▸ **What to work on**:
Retype each entry below exactly as it stands.
--- Given information ---
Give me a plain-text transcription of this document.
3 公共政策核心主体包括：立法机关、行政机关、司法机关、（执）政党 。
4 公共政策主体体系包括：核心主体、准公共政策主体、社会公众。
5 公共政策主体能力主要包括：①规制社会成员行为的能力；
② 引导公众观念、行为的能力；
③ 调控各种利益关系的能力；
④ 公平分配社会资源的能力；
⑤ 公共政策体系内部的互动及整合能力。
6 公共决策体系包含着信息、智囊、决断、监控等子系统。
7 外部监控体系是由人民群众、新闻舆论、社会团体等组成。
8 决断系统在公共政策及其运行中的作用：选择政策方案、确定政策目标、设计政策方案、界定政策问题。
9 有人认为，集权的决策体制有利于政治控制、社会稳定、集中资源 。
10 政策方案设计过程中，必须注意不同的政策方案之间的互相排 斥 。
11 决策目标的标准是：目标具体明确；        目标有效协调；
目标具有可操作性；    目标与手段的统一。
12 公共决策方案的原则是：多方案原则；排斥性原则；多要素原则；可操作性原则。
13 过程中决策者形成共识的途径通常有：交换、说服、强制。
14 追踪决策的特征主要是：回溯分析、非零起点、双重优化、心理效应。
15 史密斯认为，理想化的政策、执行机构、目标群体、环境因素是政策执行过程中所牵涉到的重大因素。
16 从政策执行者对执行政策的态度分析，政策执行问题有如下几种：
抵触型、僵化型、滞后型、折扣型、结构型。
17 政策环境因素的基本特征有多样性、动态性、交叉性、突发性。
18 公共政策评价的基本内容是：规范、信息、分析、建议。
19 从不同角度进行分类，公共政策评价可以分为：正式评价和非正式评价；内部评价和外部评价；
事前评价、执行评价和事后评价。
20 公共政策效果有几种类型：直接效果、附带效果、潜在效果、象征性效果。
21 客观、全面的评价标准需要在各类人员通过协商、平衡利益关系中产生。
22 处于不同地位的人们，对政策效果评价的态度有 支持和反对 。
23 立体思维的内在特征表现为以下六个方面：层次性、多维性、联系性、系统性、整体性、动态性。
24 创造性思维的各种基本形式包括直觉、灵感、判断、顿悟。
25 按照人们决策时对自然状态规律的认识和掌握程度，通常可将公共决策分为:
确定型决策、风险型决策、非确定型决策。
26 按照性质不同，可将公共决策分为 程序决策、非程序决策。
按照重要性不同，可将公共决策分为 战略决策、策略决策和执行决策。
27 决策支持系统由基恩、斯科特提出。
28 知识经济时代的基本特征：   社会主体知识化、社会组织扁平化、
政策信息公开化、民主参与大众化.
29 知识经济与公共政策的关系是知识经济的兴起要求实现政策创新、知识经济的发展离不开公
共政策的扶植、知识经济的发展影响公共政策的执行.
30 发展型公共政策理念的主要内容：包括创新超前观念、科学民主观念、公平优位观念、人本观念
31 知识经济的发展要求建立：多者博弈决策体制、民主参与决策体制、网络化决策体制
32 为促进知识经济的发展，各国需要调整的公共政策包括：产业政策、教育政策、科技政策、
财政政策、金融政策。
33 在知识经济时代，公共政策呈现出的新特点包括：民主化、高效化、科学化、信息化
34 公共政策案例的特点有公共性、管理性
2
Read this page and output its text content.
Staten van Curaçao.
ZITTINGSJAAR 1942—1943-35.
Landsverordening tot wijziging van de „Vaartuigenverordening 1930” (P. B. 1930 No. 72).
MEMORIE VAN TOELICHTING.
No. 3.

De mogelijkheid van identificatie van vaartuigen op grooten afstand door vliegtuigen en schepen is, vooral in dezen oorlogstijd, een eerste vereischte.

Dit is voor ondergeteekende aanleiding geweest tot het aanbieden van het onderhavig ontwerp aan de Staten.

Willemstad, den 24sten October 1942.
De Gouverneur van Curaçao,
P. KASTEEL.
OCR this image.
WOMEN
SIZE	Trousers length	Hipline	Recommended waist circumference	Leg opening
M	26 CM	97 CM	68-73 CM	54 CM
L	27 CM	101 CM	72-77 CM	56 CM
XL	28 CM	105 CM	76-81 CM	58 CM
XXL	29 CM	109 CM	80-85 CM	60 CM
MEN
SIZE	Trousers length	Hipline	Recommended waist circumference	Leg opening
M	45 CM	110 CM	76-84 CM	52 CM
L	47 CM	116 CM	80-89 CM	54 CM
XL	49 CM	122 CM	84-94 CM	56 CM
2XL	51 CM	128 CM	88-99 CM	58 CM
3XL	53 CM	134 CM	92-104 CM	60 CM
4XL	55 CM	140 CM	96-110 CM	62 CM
---
▸ **Exercise result**:
Give me a plain-text transcription of this document.
3 公共政策核心主体包括：立法机关、行政机关、司法机关、（执）政党 。
4 公共政策主体体系包括：核心主体、准公共政策主体、社会公众。
5 公共政策主体能力主要包括：①规制社会成员行为的能力；
② 引导公众观念、行为的能力；
③ 调控各种利益关系的能力；
④ 公平分配社会资源的能力；
⑤ 公共政策体系内部的互动及整合能力。
6 公共决策体系包含着信息、智囊、决断、监控等子系统。
7 外部监控体系是由人民群众、新闻舆论、社会团体等组成。
8 决断系统在公共政策及其运行中的作用：选择政策方案、确定政策目标、设计政策方案、界定政策问题。
9 有人认为，集权的决策体制有利于政治控制、社会稳定、集中资源 。
10 政策方案设计过程中，必须注意不同的政策方案之间的互相排 斥 。
11 决策目标的标准是：目标具体明确；        目标有效协调；
目标具有可操作性；    目标与手段的统一。
12 公共决策方案的原则是：多方案原则；排斥性原则；多要素原则；可操作性原则。
13 过程中决策者形成共识的途径通常有：交换、说服、强制。
14 追踪决策的特征主要是：回溯分析、非零起点、双重优化、心理效应。
15 史密斯认为，理想化的政策、执行机构、目标群体、环境因素是政策执行过程中所牵涉到的重大因素。
16 从政策执行者对执行政策的态度分析，政策执行问题有如下几种：
抵触型、僵化型、滞后型、折扣型、结构型。
17 政策环境因素的基本特征有多样性、动态性、交叉性、突发性。
18 公共政策评价的基本内容是：规范、信息、分析、建议。
19 从不同角度进行分类，公共政策评价可以分为：正式评价和非正式评价；内部评价和外部评价；
事前评价、执行评价和事后评价。
20 公共政策效果有几种类型：直接效果、附带效果、潜在效果、象征性效果。
21 客观、全面的评价标准需要在各类人员通过协商、平衡利益关系中产生。
22 处于不同地位的人们，对政策效果评价的态度有 支持和反对 。
23 立体思维的内在特征表现为以下六个方面：层次性、多维性、联系性、系统性、整体性、动态性。
24 创造性思维的各种基本形式包括直觉、灵感、判断、顿悟。
25 按照人们决策时对自然状态规律的认识和掌握程度，通常可将公共决策分为:
确定型决策、风险型决策、非确定型决策。
26 按照性质不同，可将公共决策分为 程序决策、非程序决策。
按照重要性不同，可将公共决策分为 战略决策、策略决策和执行决策。
27 决策支持系统由基恩、斯科特提出。
28 知识经济时代的基本特征：   社会主体知识化、社会组织扁平化、
政策信息公开化、民主参与大众化.
29 知识经济与公共政策的关系是知识经济的兴起要求实现政策创新、知识经济的发展离不开公
共政策的扶植、知识经济的发展影响公共政策的执行.
30 发展型公共政策理念的主要内容：包括创新超前观念、科学民主观念、公平优位观念、人本观念
31 知识经济的发展要求建立：多者博弈决策体制、民主参与决策体制、网络化决策体制
32 为促进知识经济的发展，各国需要调整的公共政策包括：产业政策、教育政策、科技政策、
财政政策、金融政策。
33 在知识经济时代，公共政策呈现出的新特点包括：民主化、高效化、科学化、信息化
34 公共政策案例的特点有公共性、管理性
2
Read this page and output its text content.
Staten van Curaçao.
ZITTINGSJAAR 1942—1943-35.
Landsverordening tot wijziging van de „Vaartuigenverordening 1930” (P. B. 1930 No. 72).
MEMORIE VAN TOELICHTING.
No. 3.

De mogelijkheid van identificatie van vaartuigen op grooten afstand door vliegtuigen en schepen is, vooral in dezen oorlogstijd, een eerste vereischte.

Dit is voor ondergeteekende aanleiding geweest tot het aanbieden van het onderhavig ontwerp aan de Staten.

Willemstad, den 24sten October 1942.
De Gouverneur van Curaçao,
P. KASTEEL.
OCR this image.
WOMEN
SIZE	Trousers length	Hipline	Recommended waist circumference	Leg opening
M	26 CM	97 CM	68-73 CM	54 CM
L	27 CM	101 CM	72-77 CM	56 CM
XL	28 CM	105 CM	76-81 CM	58 CM
XXL	29 CM	109 CM	80-85 CM	60 CM
MEN
SIZE	Trousers length	Hipline	Recommended waist circumference	Leg opening
M	45 CM	110 CM	76-84 CM	52 CM
L	47 CM	116 CM	80-89 CM	54 CM
XL	49 CM	122 CM	84-94 CM	56 CM
2XL	51 CM	128 CM	88-99 CM	58 CM
3XL	53 CM	134 CM	92-104 CM	60 CM
4XL	55 CM	140 CM	96-110 CM	62 CM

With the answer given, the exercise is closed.